▸ DIRECTIONS
Copy every line of the data in which the word "Illustrator" occurs.

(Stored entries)
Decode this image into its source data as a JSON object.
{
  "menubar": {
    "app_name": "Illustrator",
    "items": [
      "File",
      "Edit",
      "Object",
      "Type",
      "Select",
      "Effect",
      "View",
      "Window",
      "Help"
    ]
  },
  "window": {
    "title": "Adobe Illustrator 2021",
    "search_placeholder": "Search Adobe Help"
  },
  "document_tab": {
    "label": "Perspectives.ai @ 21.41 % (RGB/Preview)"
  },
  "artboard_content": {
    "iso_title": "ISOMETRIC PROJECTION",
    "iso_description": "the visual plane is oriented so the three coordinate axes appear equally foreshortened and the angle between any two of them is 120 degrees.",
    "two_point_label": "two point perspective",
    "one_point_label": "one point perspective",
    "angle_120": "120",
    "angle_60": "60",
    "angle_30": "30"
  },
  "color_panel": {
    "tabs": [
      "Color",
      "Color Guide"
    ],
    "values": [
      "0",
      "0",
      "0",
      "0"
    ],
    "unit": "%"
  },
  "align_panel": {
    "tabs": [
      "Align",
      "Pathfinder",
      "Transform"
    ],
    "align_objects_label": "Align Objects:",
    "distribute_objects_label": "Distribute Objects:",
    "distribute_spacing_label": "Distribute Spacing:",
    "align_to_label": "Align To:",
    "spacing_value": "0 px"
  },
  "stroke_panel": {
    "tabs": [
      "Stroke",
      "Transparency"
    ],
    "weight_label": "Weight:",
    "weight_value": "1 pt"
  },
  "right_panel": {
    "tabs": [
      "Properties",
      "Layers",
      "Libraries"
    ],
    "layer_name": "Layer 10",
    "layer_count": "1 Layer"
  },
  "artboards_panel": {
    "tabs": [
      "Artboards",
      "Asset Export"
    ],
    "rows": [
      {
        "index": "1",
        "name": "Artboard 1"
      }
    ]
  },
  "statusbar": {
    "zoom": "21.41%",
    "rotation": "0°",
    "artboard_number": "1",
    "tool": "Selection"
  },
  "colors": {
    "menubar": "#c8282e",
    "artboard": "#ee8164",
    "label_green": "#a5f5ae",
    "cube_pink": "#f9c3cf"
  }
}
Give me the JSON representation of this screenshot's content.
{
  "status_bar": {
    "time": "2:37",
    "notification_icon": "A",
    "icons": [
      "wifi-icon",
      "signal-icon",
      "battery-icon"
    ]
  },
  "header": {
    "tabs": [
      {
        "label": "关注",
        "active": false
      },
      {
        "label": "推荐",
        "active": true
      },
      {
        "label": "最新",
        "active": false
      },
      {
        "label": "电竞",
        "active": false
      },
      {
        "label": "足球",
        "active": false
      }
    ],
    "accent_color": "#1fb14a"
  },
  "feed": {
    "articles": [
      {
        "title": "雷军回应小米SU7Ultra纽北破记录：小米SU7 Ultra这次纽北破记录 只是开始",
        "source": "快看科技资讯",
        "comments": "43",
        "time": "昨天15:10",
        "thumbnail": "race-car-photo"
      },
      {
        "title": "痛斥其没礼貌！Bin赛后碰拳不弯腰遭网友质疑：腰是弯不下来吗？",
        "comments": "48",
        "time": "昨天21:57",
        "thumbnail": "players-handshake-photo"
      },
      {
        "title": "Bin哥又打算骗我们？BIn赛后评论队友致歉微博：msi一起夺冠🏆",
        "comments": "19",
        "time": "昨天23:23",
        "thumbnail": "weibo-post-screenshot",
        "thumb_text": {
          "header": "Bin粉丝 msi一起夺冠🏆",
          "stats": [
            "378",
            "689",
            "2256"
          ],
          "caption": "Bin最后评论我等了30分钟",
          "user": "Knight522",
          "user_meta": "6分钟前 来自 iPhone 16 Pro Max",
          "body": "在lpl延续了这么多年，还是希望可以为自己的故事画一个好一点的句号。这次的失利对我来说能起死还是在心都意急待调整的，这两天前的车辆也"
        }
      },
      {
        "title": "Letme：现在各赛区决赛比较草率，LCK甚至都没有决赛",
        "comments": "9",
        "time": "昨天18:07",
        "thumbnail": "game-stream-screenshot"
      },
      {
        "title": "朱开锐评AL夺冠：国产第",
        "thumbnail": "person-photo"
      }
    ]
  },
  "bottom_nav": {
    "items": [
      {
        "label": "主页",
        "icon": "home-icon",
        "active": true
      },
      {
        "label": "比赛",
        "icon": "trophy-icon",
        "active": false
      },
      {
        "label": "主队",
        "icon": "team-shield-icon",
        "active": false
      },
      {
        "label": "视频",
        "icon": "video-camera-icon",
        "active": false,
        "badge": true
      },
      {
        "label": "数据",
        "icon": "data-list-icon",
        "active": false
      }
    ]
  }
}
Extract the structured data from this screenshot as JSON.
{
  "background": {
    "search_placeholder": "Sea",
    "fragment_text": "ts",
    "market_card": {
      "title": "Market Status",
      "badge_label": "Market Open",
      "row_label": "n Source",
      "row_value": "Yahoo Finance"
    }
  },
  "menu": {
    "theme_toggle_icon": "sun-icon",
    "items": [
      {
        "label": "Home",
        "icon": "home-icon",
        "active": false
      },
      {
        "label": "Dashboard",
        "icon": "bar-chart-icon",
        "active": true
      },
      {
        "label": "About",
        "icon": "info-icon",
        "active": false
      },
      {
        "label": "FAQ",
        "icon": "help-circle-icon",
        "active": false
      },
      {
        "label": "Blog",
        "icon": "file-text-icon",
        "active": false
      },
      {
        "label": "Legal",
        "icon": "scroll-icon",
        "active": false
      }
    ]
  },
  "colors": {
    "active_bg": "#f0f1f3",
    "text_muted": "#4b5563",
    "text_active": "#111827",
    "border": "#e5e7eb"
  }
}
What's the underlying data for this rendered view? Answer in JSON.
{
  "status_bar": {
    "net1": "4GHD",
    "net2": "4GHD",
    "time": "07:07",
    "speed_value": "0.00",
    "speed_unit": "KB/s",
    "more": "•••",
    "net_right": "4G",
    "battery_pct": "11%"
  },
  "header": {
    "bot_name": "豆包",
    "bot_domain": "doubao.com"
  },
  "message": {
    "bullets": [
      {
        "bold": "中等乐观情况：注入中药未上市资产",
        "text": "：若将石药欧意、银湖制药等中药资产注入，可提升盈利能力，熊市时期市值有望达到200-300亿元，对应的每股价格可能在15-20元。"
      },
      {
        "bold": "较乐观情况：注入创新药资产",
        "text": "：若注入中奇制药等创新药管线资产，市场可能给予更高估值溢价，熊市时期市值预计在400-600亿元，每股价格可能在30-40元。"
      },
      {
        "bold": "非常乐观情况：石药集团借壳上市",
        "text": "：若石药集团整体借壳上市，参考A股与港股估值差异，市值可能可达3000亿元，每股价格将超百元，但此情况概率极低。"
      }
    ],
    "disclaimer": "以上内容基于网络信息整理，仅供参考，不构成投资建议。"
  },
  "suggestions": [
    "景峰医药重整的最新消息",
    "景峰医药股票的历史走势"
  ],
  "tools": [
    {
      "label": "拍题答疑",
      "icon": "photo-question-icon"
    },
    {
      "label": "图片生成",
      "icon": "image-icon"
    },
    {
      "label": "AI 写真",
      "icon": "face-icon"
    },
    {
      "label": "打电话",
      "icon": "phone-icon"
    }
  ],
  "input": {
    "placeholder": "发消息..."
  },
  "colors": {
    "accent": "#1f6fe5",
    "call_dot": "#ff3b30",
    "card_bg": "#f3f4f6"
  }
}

▸ COMPLETE OUTPUT
    "app_name": "Illustrator",
    "title": "Adobe Illustrator 2021",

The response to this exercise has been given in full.